--- BEGIN Material supplied ---
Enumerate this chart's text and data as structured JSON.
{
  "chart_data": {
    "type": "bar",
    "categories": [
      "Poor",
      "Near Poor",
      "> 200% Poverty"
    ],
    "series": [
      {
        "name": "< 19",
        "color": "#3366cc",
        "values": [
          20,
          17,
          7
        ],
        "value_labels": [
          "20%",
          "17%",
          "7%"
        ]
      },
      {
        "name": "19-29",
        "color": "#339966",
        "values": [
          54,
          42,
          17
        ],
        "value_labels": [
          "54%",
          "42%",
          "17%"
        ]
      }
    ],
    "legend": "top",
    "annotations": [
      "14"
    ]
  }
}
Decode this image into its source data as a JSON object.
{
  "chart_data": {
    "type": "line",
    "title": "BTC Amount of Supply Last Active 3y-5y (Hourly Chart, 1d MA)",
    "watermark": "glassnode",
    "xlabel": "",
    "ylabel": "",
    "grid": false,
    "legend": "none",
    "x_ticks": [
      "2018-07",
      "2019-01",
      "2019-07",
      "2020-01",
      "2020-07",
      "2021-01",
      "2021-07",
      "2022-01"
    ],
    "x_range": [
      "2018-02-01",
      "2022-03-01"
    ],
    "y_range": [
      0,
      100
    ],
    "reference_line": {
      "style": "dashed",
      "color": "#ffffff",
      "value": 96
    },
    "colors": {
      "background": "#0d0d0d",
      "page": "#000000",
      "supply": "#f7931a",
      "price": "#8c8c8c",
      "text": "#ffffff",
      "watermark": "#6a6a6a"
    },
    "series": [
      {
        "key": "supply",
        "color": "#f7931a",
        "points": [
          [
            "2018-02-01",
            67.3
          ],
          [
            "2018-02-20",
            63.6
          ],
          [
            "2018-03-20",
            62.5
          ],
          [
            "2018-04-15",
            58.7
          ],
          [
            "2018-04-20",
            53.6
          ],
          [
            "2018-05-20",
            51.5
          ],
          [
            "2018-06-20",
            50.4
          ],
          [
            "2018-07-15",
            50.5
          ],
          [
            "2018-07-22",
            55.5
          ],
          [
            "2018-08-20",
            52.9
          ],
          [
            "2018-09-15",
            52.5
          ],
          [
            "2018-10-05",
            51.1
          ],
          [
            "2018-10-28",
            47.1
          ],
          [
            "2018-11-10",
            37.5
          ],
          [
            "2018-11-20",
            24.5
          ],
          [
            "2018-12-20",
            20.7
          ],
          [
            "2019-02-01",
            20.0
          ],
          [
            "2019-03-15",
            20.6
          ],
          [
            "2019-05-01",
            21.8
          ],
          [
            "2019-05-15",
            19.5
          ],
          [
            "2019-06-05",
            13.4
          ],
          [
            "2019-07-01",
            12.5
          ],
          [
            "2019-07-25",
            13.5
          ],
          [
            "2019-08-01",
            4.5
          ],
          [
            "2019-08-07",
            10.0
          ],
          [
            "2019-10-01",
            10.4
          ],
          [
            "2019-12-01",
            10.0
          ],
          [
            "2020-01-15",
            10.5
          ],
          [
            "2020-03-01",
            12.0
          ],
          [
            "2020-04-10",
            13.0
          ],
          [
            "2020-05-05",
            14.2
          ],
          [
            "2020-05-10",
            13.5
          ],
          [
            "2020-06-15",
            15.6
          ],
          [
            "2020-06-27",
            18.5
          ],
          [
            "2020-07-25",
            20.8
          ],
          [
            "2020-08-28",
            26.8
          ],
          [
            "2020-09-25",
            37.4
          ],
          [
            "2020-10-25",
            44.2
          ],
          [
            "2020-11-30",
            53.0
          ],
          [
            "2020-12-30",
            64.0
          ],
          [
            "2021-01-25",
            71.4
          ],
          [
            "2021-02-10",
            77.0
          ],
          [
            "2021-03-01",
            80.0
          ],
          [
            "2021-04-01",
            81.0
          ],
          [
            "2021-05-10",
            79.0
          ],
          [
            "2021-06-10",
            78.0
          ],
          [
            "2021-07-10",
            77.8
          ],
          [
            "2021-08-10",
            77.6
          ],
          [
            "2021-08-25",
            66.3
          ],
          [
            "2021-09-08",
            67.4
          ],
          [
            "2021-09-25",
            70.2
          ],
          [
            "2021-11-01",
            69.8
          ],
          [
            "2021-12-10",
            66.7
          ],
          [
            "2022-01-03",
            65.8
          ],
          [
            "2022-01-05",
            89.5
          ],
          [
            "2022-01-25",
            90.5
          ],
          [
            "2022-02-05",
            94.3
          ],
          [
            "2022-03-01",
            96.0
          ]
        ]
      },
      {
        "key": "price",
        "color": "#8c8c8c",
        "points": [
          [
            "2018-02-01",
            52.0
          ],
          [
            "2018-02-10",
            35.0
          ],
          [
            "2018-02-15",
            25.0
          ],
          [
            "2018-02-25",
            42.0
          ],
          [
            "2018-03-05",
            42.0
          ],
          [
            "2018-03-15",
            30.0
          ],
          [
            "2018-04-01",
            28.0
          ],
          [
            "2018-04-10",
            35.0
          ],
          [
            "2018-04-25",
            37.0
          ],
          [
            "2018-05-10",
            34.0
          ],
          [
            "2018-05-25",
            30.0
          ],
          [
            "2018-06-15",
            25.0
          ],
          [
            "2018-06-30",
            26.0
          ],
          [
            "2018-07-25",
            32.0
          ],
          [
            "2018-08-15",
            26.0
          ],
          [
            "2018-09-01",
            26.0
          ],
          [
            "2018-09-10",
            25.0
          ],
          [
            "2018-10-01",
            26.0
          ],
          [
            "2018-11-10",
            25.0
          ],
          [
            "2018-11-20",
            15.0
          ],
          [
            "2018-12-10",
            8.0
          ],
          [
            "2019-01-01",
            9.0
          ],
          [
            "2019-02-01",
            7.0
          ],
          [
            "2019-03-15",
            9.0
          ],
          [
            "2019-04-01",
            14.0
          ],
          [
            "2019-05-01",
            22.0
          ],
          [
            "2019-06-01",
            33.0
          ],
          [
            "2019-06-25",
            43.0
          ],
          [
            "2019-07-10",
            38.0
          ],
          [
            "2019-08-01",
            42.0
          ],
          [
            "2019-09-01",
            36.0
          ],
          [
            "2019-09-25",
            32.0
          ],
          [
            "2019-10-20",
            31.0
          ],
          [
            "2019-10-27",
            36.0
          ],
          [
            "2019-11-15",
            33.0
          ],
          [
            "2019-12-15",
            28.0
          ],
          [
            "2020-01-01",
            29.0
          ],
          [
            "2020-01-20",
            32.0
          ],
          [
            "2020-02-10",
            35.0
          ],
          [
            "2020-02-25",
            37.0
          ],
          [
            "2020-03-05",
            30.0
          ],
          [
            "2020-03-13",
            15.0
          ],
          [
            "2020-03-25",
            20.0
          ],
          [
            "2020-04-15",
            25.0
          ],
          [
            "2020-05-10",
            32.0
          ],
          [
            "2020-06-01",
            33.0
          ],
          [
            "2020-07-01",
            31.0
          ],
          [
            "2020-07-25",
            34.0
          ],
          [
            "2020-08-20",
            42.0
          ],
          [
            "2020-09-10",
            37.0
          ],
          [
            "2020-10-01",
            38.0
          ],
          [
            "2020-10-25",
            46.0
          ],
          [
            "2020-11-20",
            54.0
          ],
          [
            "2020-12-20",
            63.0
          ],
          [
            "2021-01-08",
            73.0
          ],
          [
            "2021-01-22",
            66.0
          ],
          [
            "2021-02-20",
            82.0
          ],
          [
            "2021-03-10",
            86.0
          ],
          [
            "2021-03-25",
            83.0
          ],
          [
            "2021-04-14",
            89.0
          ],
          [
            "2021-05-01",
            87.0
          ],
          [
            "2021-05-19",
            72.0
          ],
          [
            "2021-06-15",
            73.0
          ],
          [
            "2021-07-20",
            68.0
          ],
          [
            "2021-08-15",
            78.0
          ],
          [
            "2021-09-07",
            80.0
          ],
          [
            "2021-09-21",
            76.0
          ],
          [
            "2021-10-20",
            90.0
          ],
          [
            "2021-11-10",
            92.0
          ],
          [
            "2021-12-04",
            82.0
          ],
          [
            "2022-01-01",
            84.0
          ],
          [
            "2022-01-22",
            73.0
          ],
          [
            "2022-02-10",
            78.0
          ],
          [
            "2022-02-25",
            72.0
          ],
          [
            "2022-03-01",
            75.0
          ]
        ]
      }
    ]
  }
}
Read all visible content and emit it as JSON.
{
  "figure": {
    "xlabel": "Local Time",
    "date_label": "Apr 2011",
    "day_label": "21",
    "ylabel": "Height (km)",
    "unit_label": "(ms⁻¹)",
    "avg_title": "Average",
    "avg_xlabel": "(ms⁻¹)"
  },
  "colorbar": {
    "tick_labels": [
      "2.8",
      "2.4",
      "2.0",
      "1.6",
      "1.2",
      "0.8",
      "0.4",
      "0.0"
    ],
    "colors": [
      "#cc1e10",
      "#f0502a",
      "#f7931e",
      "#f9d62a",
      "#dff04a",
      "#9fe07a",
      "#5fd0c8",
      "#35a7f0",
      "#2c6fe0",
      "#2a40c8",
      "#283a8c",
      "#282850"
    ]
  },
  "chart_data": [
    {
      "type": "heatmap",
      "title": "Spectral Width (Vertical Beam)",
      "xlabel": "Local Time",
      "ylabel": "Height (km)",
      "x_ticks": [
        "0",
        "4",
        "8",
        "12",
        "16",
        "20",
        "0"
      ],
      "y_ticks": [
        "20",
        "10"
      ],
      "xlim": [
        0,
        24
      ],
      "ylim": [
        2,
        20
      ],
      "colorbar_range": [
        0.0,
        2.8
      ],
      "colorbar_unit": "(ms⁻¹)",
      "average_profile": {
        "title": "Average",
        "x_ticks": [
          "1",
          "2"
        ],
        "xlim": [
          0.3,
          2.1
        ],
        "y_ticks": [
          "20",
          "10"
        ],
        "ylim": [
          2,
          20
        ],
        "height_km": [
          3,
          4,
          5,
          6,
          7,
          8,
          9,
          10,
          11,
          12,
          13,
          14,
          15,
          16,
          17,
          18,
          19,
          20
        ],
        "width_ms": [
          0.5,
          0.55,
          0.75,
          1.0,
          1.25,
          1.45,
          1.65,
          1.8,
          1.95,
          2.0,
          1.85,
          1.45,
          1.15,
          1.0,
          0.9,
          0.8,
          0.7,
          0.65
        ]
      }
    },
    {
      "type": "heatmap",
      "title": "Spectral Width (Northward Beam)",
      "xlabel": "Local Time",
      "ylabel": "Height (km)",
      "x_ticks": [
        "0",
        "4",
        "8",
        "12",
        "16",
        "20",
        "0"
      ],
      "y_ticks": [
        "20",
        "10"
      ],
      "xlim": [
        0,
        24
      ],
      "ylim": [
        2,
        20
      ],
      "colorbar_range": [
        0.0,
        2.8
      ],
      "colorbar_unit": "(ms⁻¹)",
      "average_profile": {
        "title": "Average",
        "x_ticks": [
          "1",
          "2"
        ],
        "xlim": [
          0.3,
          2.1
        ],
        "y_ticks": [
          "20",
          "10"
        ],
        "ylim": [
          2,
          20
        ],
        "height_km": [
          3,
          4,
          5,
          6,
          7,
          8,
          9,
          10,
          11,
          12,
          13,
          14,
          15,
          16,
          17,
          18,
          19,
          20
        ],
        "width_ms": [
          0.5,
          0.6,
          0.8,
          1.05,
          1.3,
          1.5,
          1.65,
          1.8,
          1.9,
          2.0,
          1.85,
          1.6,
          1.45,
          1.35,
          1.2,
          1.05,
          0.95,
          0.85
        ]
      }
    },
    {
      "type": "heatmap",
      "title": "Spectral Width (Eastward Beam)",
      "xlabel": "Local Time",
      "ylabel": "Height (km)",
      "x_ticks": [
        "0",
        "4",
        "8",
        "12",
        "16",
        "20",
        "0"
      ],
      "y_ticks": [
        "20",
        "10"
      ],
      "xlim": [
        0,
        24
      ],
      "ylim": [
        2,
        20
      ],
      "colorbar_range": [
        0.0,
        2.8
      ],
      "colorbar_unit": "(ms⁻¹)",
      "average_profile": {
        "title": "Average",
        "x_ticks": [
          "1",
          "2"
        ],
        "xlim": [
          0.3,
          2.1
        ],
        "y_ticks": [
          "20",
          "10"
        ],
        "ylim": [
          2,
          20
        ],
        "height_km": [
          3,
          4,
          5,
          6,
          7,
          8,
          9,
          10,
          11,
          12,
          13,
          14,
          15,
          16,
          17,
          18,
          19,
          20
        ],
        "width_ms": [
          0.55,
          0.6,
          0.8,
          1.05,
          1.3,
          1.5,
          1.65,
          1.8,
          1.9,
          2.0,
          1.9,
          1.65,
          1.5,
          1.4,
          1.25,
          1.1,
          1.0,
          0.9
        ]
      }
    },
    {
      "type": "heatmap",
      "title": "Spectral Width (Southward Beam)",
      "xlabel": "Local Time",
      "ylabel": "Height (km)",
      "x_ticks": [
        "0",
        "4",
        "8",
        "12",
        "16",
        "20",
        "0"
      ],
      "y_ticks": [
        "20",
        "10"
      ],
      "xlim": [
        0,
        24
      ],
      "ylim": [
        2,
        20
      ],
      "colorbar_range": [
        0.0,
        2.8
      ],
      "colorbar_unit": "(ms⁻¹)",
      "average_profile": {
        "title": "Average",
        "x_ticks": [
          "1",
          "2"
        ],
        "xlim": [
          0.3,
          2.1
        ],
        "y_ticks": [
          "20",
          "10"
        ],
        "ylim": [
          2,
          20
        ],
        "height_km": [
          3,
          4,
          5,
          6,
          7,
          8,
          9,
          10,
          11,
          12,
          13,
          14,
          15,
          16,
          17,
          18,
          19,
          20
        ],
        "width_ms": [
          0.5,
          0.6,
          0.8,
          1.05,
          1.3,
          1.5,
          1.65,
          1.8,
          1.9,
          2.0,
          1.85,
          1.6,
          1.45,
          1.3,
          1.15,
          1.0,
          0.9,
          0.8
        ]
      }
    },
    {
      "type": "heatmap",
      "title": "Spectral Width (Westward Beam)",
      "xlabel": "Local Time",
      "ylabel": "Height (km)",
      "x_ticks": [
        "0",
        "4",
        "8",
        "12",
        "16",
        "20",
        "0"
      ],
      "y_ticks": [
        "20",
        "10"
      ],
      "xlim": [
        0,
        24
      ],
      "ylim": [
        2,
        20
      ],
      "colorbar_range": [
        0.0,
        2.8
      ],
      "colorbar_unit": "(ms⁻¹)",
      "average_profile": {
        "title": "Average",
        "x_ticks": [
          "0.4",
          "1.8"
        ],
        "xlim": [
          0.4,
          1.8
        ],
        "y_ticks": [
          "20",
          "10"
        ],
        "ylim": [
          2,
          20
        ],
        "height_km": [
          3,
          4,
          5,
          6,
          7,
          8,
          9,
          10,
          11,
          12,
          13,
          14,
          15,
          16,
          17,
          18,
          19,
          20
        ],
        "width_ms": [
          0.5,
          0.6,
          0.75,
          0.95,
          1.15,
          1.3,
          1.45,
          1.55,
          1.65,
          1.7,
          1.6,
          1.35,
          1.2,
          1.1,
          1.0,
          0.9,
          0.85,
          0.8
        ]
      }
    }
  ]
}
--- END Material supplied ---
Task instructions: Return each line that includes "watermark".

Final result:
    "watermark": "glassnode",
      "watermark": "#6a6a6a"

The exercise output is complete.